| PROVIDED DATA |
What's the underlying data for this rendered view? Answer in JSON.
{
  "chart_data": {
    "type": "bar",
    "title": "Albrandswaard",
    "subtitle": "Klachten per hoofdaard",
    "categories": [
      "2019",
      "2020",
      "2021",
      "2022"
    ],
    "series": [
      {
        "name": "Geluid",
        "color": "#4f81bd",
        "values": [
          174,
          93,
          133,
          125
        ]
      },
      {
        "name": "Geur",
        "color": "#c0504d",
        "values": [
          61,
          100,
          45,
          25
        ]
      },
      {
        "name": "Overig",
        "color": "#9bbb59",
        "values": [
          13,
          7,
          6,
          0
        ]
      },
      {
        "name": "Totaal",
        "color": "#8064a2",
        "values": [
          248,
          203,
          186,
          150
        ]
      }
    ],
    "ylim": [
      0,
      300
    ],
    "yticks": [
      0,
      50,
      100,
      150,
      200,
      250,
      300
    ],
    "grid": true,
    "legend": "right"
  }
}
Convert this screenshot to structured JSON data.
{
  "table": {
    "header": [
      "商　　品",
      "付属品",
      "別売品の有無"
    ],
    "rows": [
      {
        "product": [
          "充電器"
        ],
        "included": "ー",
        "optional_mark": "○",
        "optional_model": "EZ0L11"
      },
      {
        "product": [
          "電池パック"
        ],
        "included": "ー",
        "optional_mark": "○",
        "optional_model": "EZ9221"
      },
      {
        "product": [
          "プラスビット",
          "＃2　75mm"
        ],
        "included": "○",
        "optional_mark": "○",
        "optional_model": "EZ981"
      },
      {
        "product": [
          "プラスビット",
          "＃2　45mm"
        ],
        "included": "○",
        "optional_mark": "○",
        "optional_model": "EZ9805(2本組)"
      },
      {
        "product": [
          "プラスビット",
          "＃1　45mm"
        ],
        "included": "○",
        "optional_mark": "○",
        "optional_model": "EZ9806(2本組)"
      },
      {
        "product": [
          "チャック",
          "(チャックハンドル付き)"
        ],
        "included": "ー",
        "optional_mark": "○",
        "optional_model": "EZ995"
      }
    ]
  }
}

| WHAT IS BEING ASKED |
Give back the whole listing exactly as it reads.

| REPLY TO THE TASK |
What's the underlying data for this rendered view? Answer in JSON.
{
  "chart_data": {
    "type": "bar",
    "title": "Albrandswaard",
    "subtitle": "Klachten per hoofdaard",
    "categories": [
      "2019",
      "2020",
      "2021",
      "2022"
    ],
    "series": [
      {
        "name": "Geluid",
        "color": "#4f81bd",
        "values": [
          174,
          93,
          133,
          125
        ]
      },
      {
        "name": "Geur",
        "color": "#c0504d",
        "values": [
          61,
          100,
          45,
          25
        ]
      },
      {
        "name": "Overig",
        "color": "#9bbb59",
        "values": [
          13,
          7,
          6,
          0
        ]
      },
      {
        "name": "Totaal",
        "color": "#8064a2",
        "values": [
          248,
          203,
          186,
          150
        ]
      }
    ],
    "ylim": [
      0,
      300
    ],
    "yticks": [
      0,
      50,
      100,
      150,
      200,
      250,
      300
    ],
    "grid": true,
    "legend": "right"
  }
}
Convert this screenshot to structured JSON data.
{
  "table": {
    "header": [
      "商　　品",
      "付属品",
      "別売品の有無"
    ],
    "rows": [
      {
        "product": [
          "充電器"
        ],
        "included": "ー",
        "optional_mark": "○",
        "optional_model": "EZ0L11"
      },
      {
        "product": [
          "電池パック"
        ],
        "included": "ー",
        "optional_mark": "○",
        "optional_model": "EZ9221"
      },
      {
        "product": [
          "プラスビット",
          "＃2　75mm"
        ],
        "included": "○",
        "optional_mark": "○",
        "optional_model": "EZ981"
      },
      {
        "product": [
          "プラスビット",
          "＃2　45mm"
        ],
        "included": "○",
        "optional_mark": "○",
        "optional_model": "EZ9805(2本組)"
      },
      {
        "product": [
          "プラスビット",
          "＃1　45mm"
        ],
        "included": "○",
        "optional_mark": "○",
        "optional_model": "EZ9806(2本組)"
      },
      {
        "product": [
          "チャック",
          "(チャックハンドル付き)"
        ],
        "included": "ー",
        "optional_mark": "○",
        "optional_model": "EZ995"
      }
    ]
  }
}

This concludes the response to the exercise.